Pull every line containing "price" out of the material below.

------ Extracted entries

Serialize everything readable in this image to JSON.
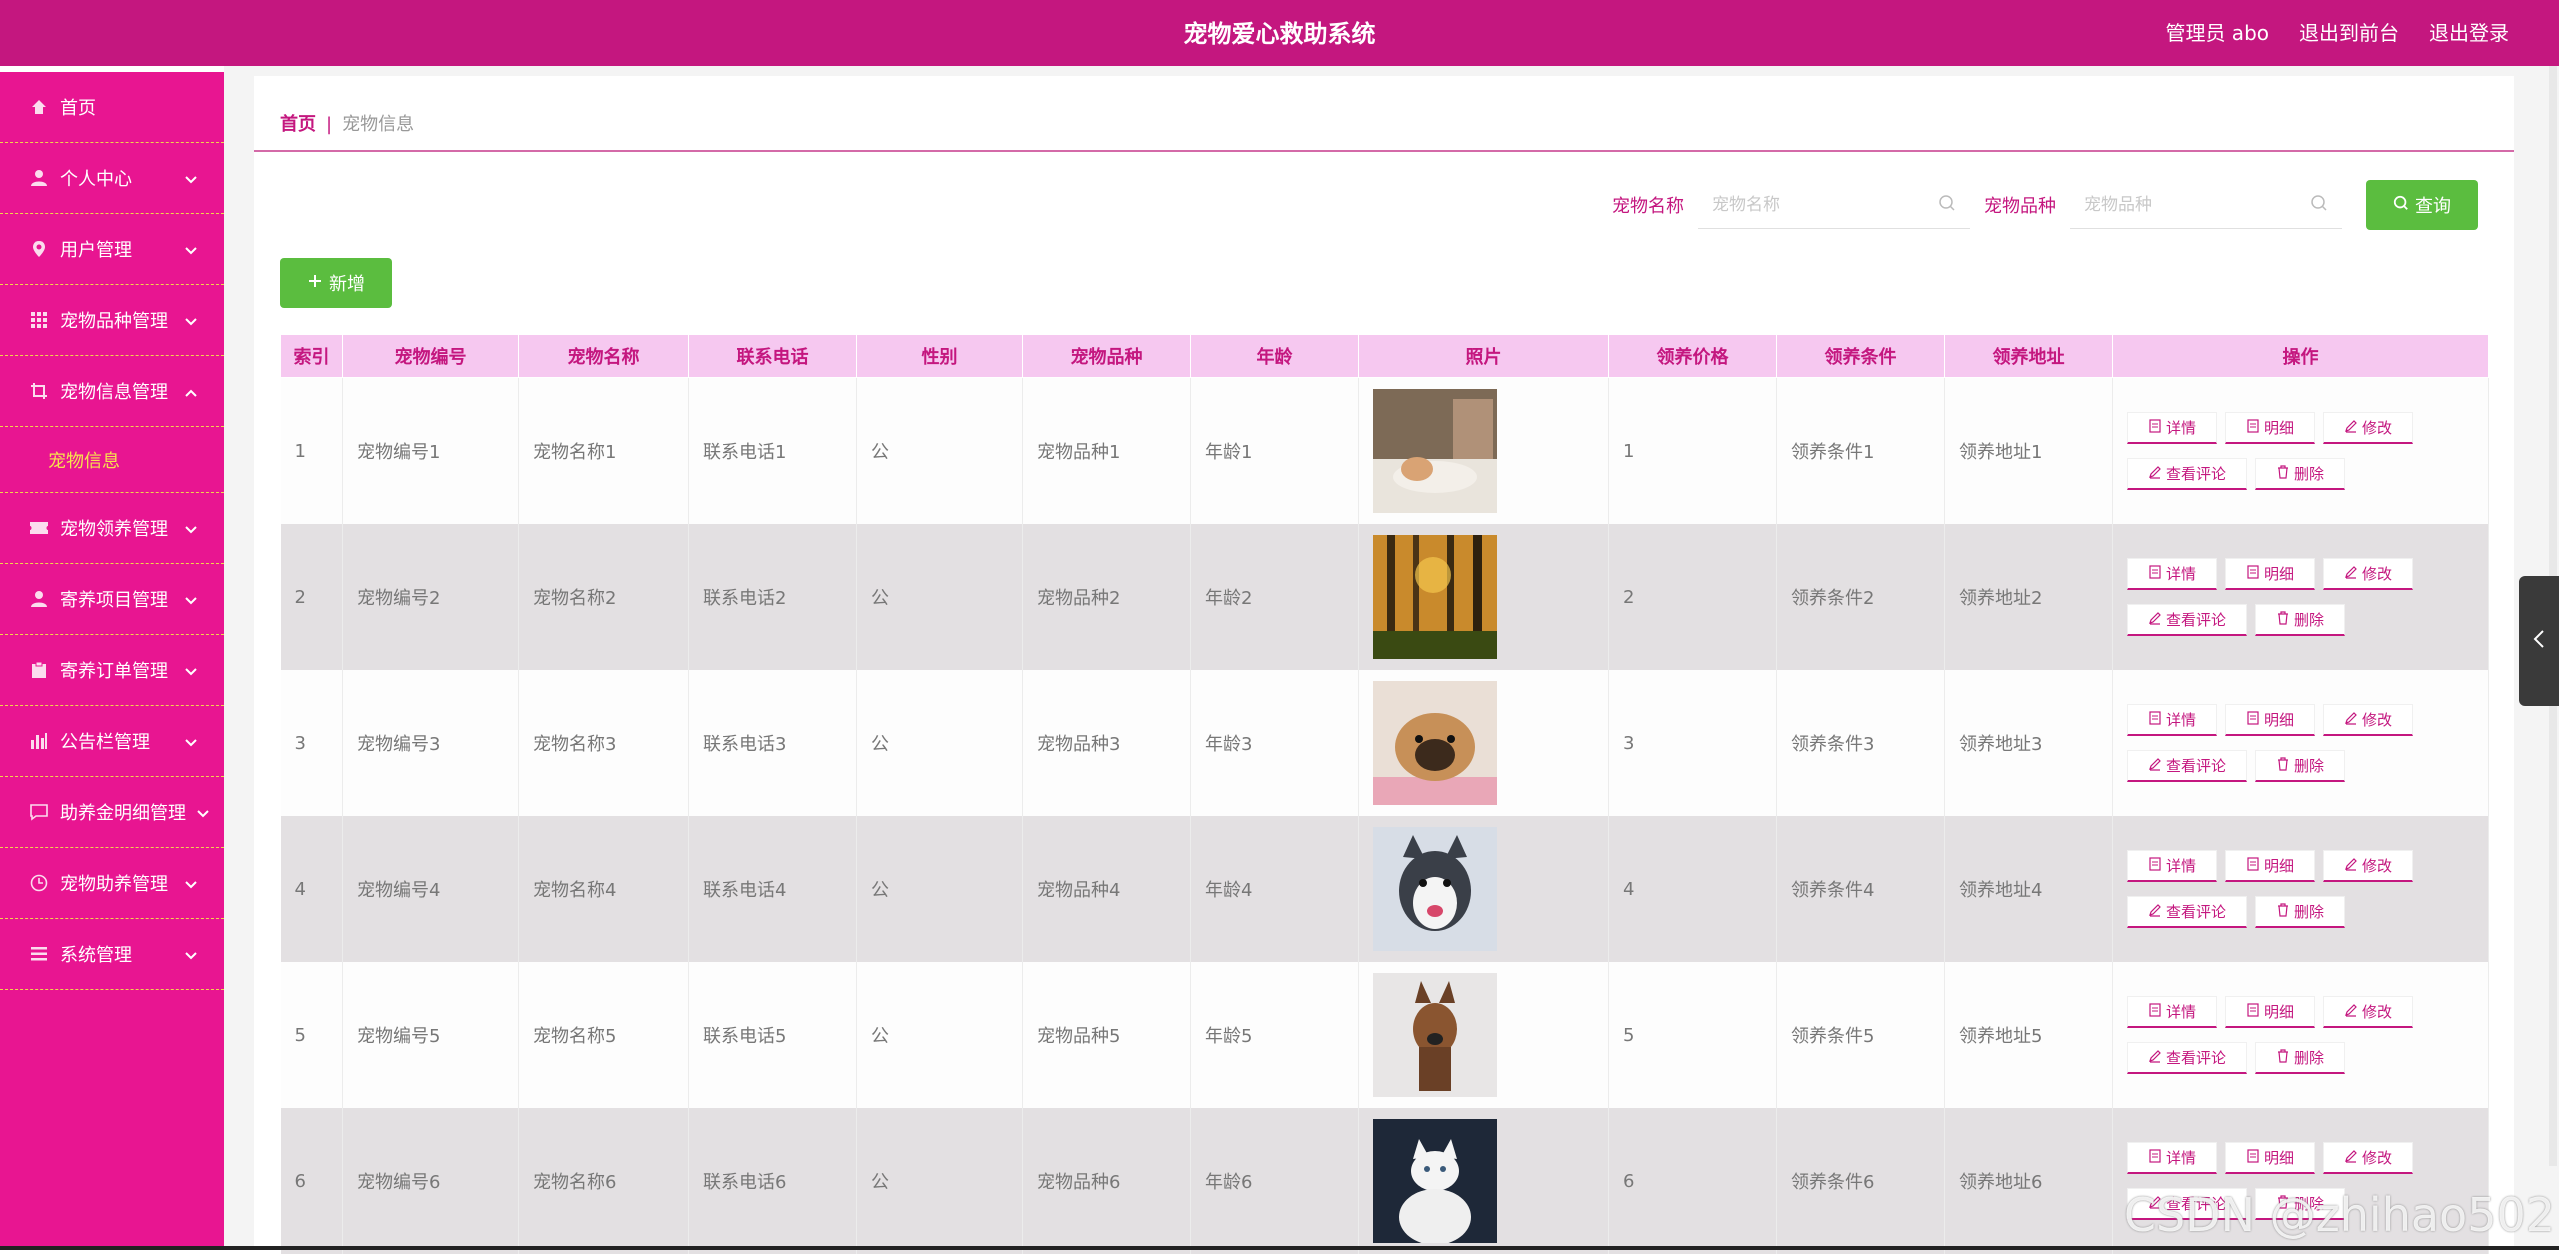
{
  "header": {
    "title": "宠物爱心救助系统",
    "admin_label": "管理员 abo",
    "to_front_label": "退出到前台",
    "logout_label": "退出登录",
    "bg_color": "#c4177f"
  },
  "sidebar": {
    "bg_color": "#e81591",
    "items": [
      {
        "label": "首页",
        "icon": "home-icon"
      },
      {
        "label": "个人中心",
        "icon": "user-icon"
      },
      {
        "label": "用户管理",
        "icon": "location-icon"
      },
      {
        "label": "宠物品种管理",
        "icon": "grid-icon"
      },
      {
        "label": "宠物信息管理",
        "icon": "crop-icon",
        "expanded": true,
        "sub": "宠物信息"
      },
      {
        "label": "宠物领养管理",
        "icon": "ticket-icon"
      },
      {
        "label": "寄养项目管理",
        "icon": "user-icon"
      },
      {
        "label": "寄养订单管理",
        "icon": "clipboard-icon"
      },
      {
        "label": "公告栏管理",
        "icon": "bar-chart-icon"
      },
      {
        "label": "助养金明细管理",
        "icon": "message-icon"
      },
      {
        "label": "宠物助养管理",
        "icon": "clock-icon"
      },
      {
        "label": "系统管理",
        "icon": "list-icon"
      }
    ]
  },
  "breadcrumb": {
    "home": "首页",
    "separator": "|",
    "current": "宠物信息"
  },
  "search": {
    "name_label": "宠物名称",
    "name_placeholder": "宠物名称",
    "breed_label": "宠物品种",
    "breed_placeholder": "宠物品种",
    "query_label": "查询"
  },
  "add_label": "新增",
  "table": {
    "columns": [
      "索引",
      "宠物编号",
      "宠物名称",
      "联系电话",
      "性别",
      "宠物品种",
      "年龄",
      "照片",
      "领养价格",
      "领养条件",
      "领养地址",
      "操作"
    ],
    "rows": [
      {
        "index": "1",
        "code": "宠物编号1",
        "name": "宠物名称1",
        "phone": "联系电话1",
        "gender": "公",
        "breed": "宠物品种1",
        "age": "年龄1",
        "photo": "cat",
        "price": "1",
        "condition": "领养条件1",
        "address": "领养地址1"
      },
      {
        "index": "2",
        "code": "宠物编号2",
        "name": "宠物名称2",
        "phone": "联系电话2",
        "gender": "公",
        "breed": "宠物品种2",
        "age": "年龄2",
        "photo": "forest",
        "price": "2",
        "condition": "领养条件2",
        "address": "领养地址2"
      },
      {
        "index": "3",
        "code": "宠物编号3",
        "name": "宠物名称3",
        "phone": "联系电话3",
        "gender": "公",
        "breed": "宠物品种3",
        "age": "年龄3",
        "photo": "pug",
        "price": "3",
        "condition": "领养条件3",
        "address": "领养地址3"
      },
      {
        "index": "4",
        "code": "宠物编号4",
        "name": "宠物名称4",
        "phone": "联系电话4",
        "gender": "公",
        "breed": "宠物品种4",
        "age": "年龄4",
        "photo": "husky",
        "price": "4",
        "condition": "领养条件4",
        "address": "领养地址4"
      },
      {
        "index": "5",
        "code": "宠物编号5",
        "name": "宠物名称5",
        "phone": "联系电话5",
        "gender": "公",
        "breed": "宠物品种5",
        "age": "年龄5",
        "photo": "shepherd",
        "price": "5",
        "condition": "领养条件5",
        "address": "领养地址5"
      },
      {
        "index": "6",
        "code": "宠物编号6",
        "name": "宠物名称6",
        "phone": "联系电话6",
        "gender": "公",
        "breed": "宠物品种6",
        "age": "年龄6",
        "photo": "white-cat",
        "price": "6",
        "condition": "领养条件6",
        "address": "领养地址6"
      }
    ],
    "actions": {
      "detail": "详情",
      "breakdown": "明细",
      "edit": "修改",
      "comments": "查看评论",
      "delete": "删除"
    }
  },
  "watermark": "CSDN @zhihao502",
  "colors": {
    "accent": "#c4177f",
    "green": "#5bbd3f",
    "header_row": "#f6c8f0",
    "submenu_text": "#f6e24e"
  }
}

------------
------ Extracted entries

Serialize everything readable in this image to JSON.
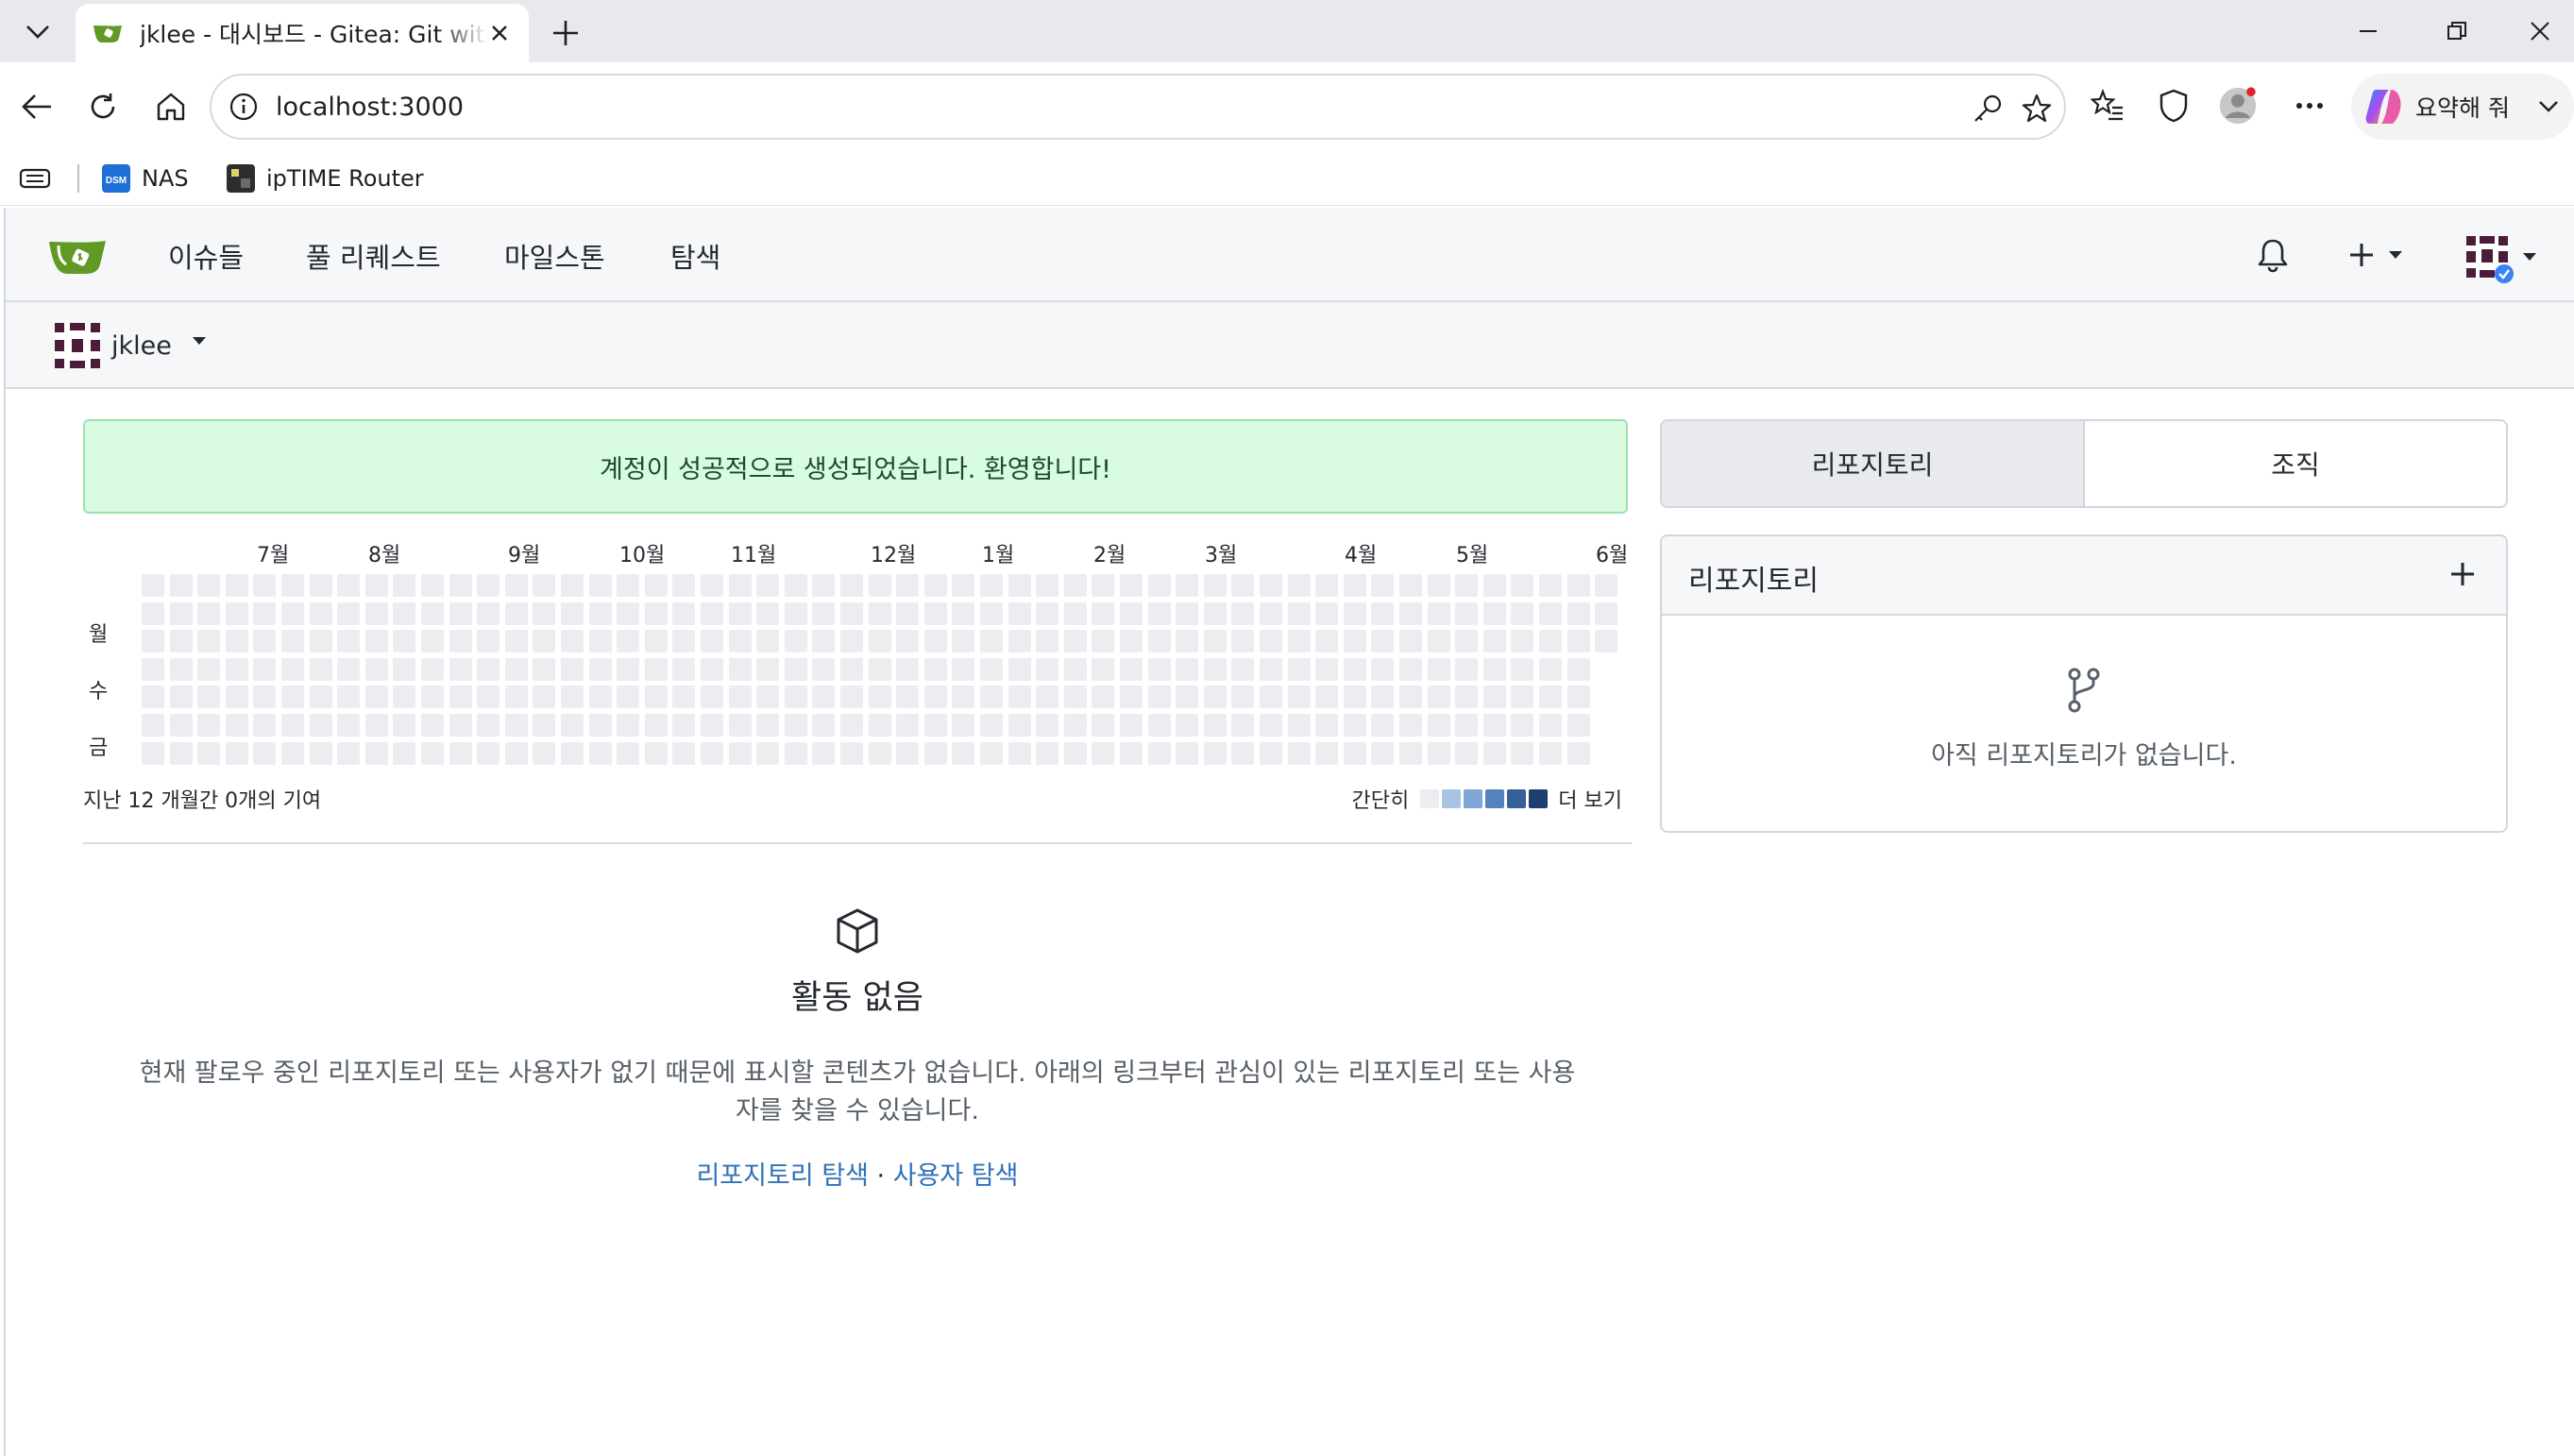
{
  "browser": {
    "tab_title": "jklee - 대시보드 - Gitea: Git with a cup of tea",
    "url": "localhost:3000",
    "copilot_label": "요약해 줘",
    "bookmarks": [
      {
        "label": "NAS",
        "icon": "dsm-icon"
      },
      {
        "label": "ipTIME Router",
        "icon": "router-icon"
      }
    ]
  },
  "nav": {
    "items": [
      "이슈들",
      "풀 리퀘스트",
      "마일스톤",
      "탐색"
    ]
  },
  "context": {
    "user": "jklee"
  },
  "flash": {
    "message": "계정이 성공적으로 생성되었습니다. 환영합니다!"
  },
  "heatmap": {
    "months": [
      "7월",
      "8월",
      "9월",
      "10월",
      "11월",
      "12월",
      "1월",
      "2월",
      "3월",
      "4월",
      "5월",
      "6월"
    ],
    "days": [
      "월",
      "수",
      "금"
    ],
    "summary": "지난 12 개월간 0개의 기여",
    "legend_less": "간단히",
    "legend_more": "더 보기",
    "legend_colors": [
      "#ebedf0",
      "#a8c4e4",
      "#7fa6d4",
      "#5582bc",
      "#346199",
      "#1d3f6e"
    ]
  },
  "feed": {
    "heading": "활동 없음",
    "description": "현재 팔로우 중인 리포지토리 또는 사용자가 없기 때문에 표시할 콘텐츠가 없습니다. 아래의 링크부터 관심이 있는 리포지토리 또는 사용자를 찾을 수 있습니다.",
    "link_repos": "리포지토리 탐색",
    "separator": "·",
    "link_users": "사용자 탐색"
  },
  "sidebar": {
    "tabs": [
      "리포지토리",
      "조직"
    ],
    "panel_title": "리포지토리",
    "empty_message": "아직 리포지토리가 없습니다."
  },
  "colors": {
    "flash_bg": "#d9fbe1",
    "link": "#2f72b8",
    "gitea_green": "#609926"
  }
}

------------

### [Output of the exercise]
        "price": "1",
        "price": "2",
        "price": "3",
        "price": "4",
        "price": "5",
        "price": "6",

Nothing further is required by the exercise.